▶ **What needs to be done**
Omit all pictures and give the records below again exactly as written.

▶ **Dataset extract**
## BEGIN

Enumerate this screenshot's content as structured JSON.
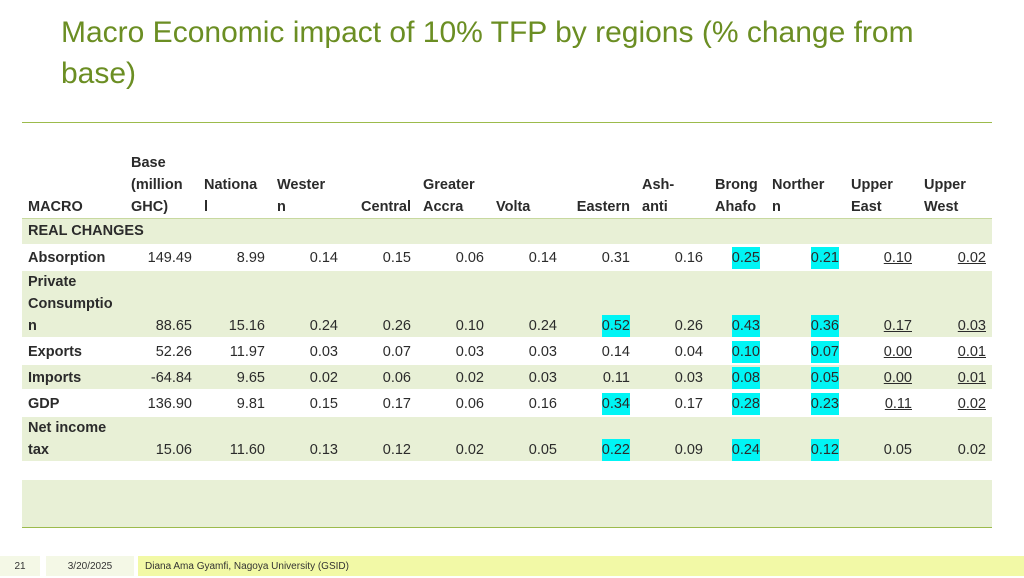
{
  "title": "Macro Economic impact of 10% TFP by regions (% change from base)",
  "table": {
    "headers": [
      [
        "MACRO"
      ],
      [
        "Base",
        "(million",
        "GHC)"
      ],
      [
        "Nationa",
        "l"
      ],
      [
        "Wester",
        "n"
      ],
      [
        "Central"
      ],
      [
        "Greater",
        "Accra"
      ],
      [
        "Volta"
      ],
      [
        "Eastern"
      ],
      [
        "Ash-",
        "anti"
      ],
      [
        "Brong",
        "Ahafo"
      ],
      [
        "Norther",
        "n"
      ],
      [
        "Upper",
        "East"
      ],
      [
        "Upper",
        "West"
      ]
    ],
    "section_label": "REAL CHANGES",
    "rows": [
      {
        "label": [
          "Absorption"
        ],
        "values": [
          "149.49",
          "8.99",
          "0.14",
          "0.15",
          "0.06",
          "0.14",
          "0.31",
          "0.16",
          "0.25",
          "0.21",
          "0.10",
          "0.02"
        ]
      },
      {
        "label": [
          "Private",
          "Consumptio",
          "n"
        ],
        "values": [
          "88.65",
          "15.16",
          "0.24",
          "0.26",
          "0.10",
          "0.24",
          "0.52",
          "0.26",
          "0.43",
          "0.36",
          "0.17",
          "0.03"
        ]
      },
      {
        "label": [
          "Exports"
        ],
        "values": [
          "52.26",
          "11.97",
          "0.03",
          "0.07",
          "0.03",
          "0.03",
          "0.14",
          "0.04",
          "0.10",
          "0.07",
          "0.00",
          "0.01"
        ]
      },
      {
        "label": [
          "Imports"
        ],
        "values": [
          "-64.84",
          "9.65",
          "0.02",
          "0.06",
          "0.02",
          "0.03",
          "0.11",
          "0.03",
          "0.08",
          "0.05",
          "0.00",
          "0.01"
        ]
      },
      {
        "label": [
          "GDP"
        ],
        "values": [
          "136.90",
          "9.81",
          "0.15",
          "0.17",
          "0.06",
          "0.16",
          "0.34",
          "0.17",
          "0.28",
          "0.23",
          "0.11",
          "0.02"
        ]
      },
      {
        "label": [
          "Net income",
          "tax"
        ],
        "values": [
          "15.06",
          "11.60",
          "0.13",
          "0.12",
          "0.02",
          "0.05",
          "0.22",
          "0.09",
          "0.24",
          "0.12",
          "0.05",
          "0.02"
        ]
      }
    ],
    "highlight_color": "#00f5f5",
    "band_color": "#e8f0d6"
  },
  "footer": {
    "page": "21",
    "date": "3/20/2025",
    "author": "Diana Ama Gyamfi, Nagoya University (GSID)"
  }
}
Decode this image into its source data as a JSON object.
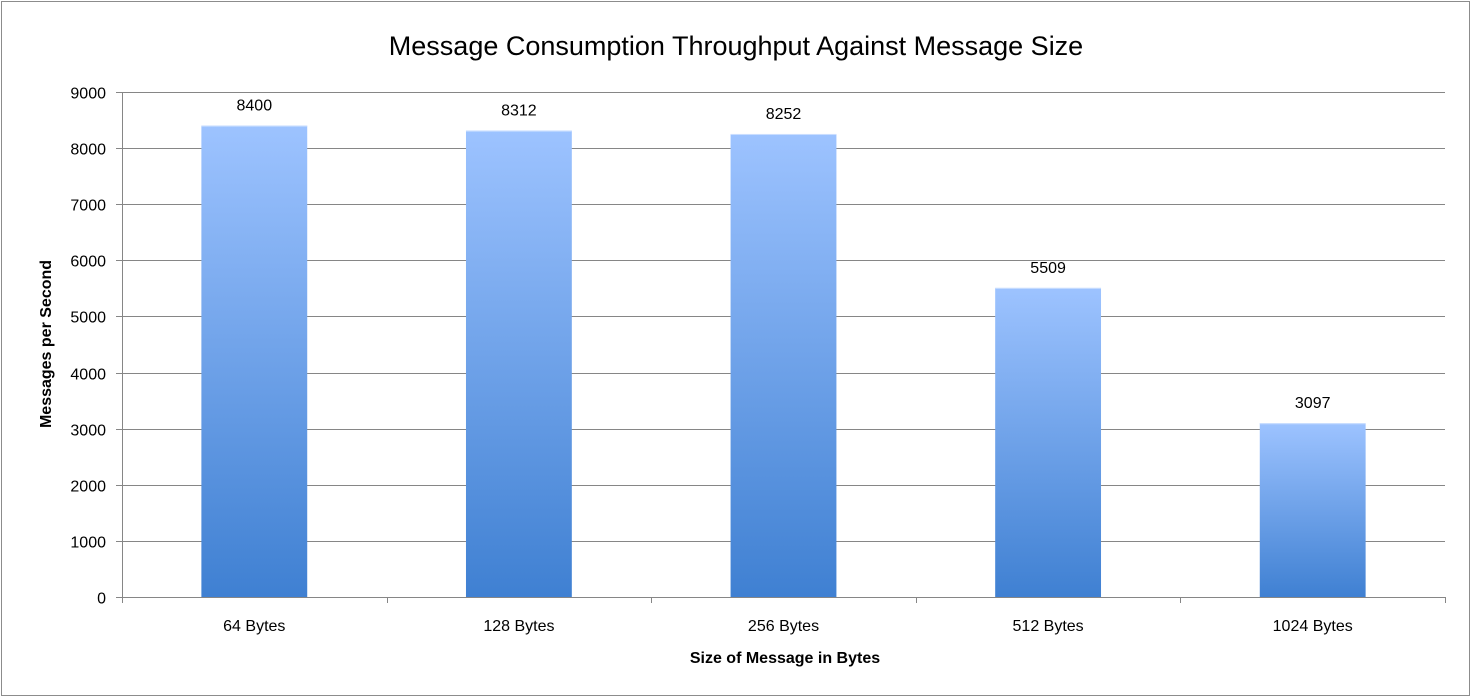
{
  "chart_data": {
    "type": "bar",
    "title": "Message Consumption Throughput Against Message Size",
    "xlabel": "Size of Message in Bytes",
    "ylabel": "Messages per Second",
    "categories": [
      "64 Bytes",
      "128 Bytes",
      "256 Bytes",
      "512 Bytes",
      "1024 Bytes"
    ],
    "series": [
      {
        "name": "Messages per Second",
        "values": [
          8400,
          8312,
          8252,
          5509,
          3097
        ]
      }
    ],
    "ylim": [
      0,
      9000
    ],
    "ytick_step": 1000,
    "yticks": [
      "0",
      "1000",
      "2000",
      "3000",
      "4000",
      "5000",
      "6000",
      "7000",
      "8000",
      "9000"
    ],
    "grid": true,
    "legend": "none",
    "colors": {
      "bar_top": "#9DC3FF",
      "bar_bottom": "#3F80D2",
      "grid": "#868686",
      "border": "#8c8c8c"
    }
  }
}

## END

▶ **Answer to the problem**
Enumerate this screenshot's content as structured JSON.
{
  "title": "Macro Economic impact of 10% TFP by regions (% change from base)",
  "table": {
    "headers": [
      [
        "MACRO"
      ],
      [
        "Base",
        "(million",
        "GHC)"
      ],
      [
        "Nationa",
        "l"
      ],
      [
        "Wester",
        "n"
      ],
      [
        "Central"
      ],
      [
        "Greater",
        "Accra"
      ],
      [
        "Volta"
      ],
      [
        "Eastern"
      ],
      [
        "Ash-",
        "anti"
      ],
      [
        "Brong",
        "Ahafo"
      ],
      [
        "Norther",
        "n"
      ],
      [
        "Upper",
        "East"
      ],
      [
        "Upper",
        "West"
      ]
    ],
    "section_label": "REAL CHANGES",
    "rows": [
      {
        "label": [
          "Absorption"
        ],
        "values": [
          "149.49",
          "8.99",
          "0.14",
          "0.15",
          "0.06",
          "0.14",
          "0.31",
          "0.16",
          "0.25",
          "0.21",
          "0.10",
          "0.02"
        ]
      },
      {
        "label": [
          "Private",
          "Consumptio",
          "n"
        ],
        "values": [
          "88.65",
          "15.16",
          "0.24",
          "0.26",
          "0.10",
          "0.24",
          "0.52",
          "0.26",
          "0.43",
          "0.36",
          "0.17",
          "0.03"
        ]
      },
      {
        "label": [
          "Exports"
        ],
        "values": [
          "52.26",
          "11.97",
          "0.03",
          "0.07",
          "0.03",
          "0.03",
          "0.14",
          "0.04",
          "0.10",
          "0.07",
          "0.00",
          "0.01"
        ]
      },
      {
        "label": [
          "Imports"
        ],
        "values": [
          "-64.84",
          "9.65",
          "0.02",
          "0.06",
          "0.02",
          "0.03",
          "0.11",
          "0.03",
          "0.08",
          "0.05",
          "0.00",
          "0.01"
        ]
      },
      {
        "label": [
          "GDP"
        ],
        "values": [
          "136.90",
          "9.81",
          "0.15",
          "0.17",
          "0.06",
          "0.16",
          "0.34",
          "0.17",
          "0.28",
          "0.23",
          "0.11",
          "0.02"
        ]
      },
      {
        "label": [
          "Net income",
          "tax"
        ],
        "values": [
          "15.06",
          "11.60",
          "0.13",
          "0.12",
          "0.02",
          "0.05",
          "0.22",
          "0.09",
          "0.24",
          "0.12",
          "0.05",
          "0.02"
        ]
      }
    ],
    "highlight_color": "#00f5f5",
    "band_color": "#e8f0d6"
  },
  "footer": {
    "page": "21",
    "date": "3/20/2025",
    "author": "Diana Ama Gyamfi, Nagoya University (GSID)"
  }
}
Decode this image into its source data as a JSON object.
{
  "chart_data": {
    "type": "bar",
    "title": "Message Consumption Throughput Against Message Size",
    "xlabel": "Size of Message in Bytes",
    "ylabel": "Messages per Second",
    "categories": [
      "64 Bytes",
      "128 Bytes",
      "256 Bytes",
      "512 Bytes",
      "1024 Bytes"
    ],
    "series": [
      {
        "name": "Messages per Second",
        "values": [
          8400,
          8312,
          8252,
          5509,
          3097
        ]
      }
    ],
    "ylim": [
      0,
      9000
    ],
    "ytick_step": 1000,
    "yticks": [
      "0",
      "1000",
      "2000",
      "3000",
      "4000",
      "5000",
      "6000",
      "7000",
      "8000",
      "9000"
    ],
    "grid": true,
    "legend": "none",
    "colors": {
      "bar_top": "#9DC3FF",
      "bar_bottom": "#3F80D2",
      "grid": "#868686",
      "border": "#8c8c8c"
    }
  }
}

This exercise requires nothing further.